------ ENTRIES PROVIDED

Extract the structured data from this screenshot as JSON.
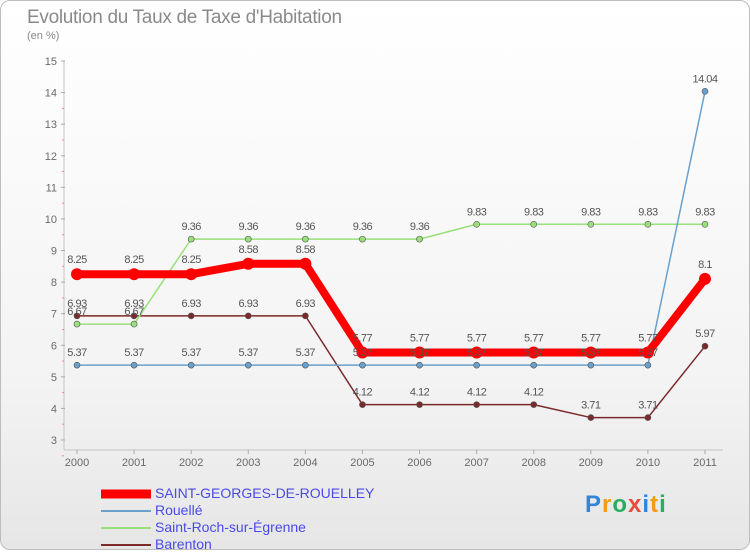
{
  "chart_data": {
    "type": "line",
    "title": "Evolution du Taux de Taxe d'Habitation",
    "ylabel": "(en %)",
    "xlabel": "",
    "ylim": [
      3,
      15
    ],
    "yticks": [
      "3",
      "4",
      "5",
      "6",
      "7",
      "8",
      "9",
      "10",
      "11",
      "12",
      "13",
      "14",
      "15"
    ],
    "categories": [
      "2000",
      "2001",
      "2002",
      "2003",
      "2004",
      "2005",
      "2006",
      "2007",
      "2008",
      "2009",
      "2010",
      "2011"
    ],
    "series": [
      {
        "name": "SAINT-GEORGES-DE-ROUELLEY",
        "color": "#ff0000",
        "values": [
          8.25,
          8.25,
          8.25,
          8.58,
          8.58,
          5.77,
          5.77,
          5.77,
          5.77,
          5.77,
          5.77,
          8.1
        ],
        "labels": [
          "8.25",
          "8.25",
          "8.25",
          "8.58",
          "8.58",
          "5.77",
          "5.77",
          "5.77",
          "5.77",
          "5.77",
          "5.77",
          "8.1"
        ]
      },
      {
        "name": "Rouellé",
        "color": "#6aa0cc",
        "values": [
          5.37,
          5.37,
          5.37,
          5.37,
          5.37,
          5.37,
          5.37,
          5.37,
          5.37,
          5.37,
          5.37,
          14.04
        ],
        "labels": [
          "5.37",
          "5.37",
          "5.37",
          "5.37",
          "5.37",
          "5.37",
          "5.37",
          "5.37",
          "5.37",
          "5.37",
          "5.37",
          "14.04"
        ]
      },
      {
        "name": "Saint-Roch-sur-Égrenne",
        "color": "#99e07a",
        "values": [
          6.67,
          6.67,
          9.36,
          9.36,
          9.36,
          9.36,
          9.36,
          9.83,
          9.83,
          9.83,
          9.83,
          9.83
        ],
        "labels": [
          "6.67",
          "6.67",
          "9.36",
          "9.36",
          "9.36",
          "9.36",
          "9.36",
          "9.83",
          "9.83",
          "9.83",
          "9.83",
          "9.83"
        ]
      },
      {
        "name": "Barenton",
        "color": "#7a2a2a",
        "values": [
          6.93,
          6.93,
          6.93,
          6.93,
          6.93,
          4.12,
          4.12,
          4.12,
          4.12,
          3.71,
          3.71,
          5.97
        ],
        "labels": [
          "6.93",
          "6.93",
          "6.93",
          "6.93",
          "6.93",
          "4.12",
          "4.12",
          "4.12",
          "4.12",
          "3.71",
          "3.71",
          "5.97"
        ]
      }
    ],
    "grid": false,
    "legend_position": "bottom-left"
  },
  "logo": {
    "text": "Proxiti",
    "letters": [
      "P",
      "r",
      "o",
      "x",
      "i",
      "t",
      "i"
    ],
    "colors": [
      "#2e86de",
      "#f39c12",
      "#27ae60",
      "#e74c3c",
      "#2e86de",
      "#f39c12",
      "#27ae60"
    ]
  }
}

------------

= TASK STATEMENT =
Give only the number of lines that include the word "name".

= EXERCISE SOLUTION =
4